• [Exercise requirements] Find how many lines in the data below include the word "autre", then write only that number.

• [Task input]

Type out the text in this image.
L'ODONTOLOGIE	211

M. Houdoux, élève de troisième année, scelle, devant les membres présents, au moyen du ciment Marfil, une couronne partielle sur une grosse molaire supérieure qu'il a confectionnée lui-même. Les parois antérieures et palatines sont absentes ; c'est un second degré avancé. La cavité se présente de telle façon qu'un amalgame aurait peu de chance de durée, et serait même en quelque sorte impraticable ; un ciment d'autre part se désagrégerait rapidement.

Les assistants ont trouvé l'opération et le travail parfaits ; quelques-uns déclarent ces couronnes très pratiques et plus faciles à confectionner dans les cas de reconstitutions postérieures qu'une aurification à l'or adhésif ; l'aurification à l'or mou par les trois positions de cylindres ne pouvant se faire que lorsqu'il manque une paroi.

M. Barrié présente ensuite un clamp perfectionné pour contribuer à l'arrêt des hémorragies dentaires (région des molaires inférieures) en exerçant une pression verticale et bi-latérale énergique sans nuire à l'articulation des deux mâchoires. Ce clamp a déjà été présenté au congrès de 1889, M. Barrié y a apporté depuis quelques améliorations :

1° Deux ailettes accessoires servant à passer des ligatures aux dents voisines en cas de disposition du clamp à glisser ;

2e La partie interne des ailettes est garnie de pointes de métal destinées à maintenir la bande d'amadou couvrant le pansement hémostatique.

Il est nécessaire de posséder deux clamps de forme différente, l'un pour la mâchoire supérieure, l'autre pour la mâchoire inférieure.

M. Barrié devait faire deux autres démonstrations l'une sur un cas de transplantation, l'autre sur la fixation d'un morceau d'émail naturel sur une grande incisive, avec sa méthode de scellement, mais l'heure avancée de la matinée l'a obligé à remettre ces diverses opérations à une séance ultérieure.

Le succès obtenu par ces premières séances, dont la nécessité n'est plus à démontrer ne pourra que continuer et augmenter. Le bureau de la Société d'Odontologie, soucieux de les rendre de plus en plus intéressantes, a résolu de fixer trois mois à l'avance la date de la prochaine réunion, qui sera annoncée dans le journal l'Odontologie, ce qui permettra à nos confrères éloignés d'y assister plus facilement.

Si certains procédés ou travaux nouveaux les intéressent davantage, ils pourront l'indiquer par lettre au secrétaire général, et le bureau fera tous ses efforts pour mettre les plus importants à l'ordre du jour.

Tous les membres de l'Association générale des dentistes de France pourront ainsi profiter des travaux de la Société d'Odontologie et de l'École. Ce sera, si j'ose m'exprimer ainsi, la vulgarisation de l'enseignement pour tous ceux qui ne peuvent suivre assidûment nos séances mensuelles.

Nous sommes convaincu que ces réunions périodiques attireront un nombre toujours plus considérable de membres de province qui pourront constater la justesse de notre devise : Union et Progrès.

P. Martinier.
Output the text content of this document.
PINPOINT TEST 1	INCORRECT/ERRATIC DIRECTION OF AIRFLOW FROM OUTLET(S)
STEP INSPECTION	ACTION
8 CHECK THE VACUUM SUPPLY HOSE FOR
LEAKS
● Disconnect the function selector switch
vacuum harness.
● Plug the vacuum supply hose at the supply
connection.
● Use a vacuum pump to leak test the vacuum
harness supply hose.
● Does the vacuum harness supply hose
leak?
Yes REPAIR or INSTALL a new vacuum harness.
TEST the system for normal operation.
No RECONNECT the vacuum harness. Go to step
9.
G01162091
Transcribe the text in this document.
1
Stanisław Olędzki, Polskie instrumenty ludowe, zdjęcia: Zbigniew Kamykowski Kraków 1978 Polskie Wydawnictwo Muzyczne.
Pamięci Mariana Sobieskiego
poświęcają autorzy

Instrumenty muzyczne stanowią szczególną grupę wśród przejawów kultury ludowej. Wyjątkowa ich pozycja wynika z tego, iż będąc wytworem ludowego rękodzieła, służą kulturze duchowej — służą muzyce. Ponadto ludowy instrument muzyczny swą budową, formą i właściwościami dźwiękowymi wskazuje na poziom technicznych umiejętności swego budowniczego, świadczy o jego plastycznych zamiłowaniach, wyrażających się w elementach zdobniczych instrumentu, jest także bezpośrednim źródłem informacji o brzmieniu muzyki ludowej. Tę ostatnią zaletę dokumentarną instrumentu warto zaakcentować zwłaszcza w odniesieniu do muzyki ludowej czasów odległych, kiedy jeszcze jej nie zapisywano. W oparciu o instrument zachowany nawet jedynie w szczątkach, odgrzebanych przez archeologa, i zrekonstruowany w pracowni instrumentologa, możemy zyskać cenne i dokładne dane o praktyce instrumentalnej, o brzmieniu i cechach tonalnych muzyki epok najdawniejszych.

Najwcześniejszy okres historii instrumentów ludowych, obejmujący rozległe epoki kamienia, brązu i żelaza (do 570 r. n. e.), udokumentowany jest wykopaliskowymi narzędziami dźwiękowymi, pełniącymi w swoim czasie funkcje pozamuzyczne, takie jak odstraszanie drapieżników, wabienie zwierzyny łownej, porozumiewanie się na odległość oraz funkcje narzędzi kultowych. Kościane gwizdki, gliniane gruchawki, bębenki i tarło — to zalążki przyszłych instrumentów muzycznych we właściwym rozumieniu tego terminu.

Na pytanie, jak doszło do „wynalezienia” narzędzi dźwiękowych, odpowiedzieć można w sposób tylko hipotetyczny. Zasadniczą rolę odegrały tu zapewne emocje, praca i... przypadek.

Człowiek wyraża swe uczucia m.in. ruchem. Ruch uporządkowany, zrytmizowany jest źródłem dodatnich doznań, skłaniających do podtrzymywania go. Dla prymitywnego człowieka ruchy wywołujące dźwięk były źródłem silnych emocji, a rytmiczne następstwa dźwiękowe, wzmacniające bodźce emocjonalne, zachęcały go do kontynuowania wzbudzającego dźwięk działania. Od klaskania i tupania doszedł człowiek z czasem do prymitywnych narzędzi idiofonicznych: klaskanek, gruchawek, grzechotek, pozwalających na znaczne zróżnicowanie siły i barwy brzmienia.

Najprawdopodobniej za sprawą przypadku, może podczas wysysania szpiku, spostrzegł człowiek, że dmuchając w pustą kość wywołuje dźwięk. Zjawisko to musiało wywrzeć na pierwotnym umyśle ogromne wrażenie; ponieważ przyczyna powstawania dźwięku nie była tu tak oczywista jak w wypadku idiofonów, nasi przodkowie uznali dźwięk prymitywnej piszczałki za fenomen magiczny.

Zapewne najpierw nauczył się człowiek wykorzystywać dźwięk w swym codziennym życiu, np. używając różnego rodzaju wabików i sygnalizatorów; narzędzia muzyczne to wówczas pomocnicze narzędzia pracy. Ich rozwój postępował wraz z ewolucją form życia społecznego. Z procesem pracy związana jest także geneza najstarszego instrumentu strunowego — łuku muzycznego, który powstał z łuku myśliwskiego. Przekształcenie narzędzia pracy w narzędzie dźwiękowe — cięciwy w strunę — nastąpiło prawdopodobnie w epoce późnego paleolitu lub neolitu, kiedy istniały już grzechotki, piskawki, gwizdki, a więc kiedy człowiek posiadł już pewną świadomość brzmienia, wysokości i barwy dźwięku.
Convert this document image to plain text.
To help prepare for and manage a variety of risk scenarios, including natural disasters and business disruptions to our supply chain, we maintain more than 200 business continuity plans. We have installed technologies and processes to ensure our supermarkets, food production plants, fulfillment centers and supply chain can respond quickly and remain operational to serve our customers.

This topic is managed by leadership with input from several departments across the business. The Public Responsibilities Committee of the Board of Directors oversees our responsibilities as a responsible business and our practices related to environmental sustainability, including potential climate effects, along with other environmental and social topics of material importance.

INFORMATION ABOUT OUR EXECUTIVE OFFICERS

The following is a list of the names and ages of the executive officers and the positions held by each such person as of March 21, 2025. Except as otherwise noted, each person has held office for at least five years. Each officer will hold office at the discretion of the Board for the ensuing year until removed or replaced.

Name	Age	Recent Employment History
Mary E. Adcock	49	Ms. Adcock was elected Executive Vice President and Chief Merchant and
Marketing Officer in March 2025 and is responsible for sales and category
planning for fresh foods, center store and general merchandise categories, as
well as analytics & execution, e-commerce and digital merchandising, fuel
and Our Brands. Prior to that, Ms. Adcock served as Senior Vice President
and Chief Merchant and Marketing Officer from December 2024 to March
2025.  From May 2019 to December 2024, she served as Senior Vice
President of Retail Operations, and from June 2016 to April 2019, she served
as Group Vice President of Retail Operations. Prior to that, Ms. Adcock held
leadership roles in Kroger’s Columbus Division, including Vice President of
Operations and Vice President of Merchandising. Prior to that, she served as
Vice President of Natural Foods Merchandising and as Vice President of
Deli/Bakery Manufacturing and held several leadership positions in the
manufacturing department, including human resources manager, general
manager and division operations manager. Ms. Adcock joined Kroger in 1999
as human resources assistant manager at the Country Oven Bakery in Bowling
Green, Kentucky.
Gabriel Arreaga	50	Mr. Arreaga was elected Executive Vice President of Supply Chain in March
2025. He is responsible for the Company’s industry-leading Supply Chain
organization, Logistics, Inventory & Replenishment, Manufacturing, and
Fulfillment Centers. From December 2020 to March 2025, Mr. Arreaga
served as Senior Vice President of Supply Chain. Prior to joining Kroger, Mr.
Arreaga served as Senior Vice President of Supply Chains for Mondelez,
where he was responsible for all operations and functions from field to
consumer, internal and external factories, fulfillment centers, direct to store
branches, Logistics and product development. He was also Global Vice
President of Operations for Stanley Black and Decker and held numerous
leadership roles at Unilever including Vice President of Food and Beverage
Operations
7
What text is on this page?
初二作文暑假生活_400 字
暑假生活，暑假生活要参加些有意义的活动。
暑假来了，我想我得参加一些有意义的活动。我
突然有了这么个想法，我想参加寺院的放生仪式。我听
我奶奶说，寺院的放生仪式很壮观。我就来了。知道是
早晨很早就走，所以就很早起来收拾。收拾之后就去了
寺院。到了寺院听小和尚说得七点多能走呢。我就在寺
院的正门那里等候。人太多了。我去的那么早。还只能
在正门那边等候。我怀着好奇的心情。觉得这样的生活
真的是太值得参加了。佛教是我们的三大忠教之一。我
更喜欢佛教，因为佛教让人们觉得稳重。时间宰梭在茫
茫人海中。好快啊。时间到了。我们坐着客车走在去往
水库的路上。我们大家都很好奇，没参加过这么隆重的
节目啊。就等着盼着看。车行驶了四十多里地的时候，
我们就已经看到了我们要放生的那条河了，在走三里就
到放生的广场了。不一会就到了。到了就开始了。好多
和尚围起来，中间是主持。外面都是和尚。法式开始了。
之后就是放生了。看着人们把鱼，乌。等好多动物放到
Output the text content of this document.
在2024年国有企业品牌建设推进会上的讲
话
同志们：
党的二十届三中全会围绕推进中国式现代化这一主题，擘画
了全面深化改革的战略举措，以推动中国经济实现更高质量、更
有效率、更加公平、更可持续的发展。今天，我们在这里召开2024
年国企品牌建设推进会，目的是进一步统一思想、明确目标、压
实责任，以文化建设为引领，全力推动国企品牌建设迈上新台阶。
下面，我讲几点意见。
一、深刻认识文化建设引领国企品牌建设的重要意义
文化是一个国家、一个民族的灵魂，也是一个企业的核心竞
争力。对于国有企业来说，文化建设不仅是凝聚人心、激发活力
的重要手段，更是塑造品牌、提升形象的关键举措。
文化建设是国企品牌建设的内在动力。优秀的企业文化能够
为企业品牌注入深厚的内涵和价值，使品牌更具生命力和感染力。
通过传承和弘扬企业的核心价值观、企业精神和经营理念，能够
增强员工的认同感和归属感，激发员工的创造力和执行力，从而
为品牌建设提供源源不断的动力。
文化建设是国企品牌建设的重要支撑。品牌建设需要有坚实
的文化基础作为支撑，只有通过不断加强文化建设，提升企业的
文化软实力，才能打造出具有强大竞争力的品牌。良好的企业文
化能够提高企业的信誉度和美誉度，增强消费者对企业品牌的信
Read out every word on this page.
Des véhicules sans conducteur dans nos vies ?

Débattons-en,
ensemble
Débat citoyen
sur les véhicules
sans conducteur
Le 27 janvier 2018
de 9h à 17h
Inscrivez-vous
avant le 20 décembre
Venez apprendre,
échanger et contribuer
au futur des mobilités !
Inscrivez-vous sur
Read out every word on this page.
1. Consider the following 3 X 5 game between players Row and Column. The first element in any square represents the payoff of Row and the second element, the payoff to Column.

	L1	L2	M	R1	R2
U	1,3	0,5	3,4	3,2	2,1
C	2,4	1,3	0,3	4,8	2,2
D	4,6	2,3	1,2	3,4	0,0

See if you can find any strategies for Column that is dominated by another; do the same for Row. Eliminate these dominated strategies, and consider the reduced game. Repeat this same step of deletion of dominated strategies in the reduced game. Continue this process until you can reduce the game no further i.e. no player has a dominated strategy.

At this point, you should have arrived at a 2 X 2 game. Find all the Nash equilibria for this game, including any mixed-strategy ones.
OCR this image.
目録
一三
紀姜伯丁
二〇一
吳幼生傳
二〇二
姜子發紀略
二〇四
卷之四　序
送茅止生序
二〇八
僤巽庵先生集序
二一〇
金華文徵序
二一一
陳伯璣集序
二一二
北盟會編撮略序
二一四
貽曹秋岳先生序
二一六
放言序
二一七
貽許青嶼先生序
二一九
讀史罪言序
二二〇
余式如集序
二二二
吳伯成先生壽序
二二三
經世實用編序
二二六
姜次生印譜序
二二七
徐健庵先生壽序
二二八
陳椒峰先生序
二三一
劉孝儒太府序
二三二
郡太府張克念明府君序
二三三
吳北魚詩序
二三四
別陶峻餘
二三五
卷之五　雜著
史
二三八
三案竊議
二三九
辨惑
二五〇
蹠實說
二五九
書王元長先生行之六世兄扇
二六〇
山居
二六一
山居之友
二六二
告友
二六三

• [Exercise solution] 3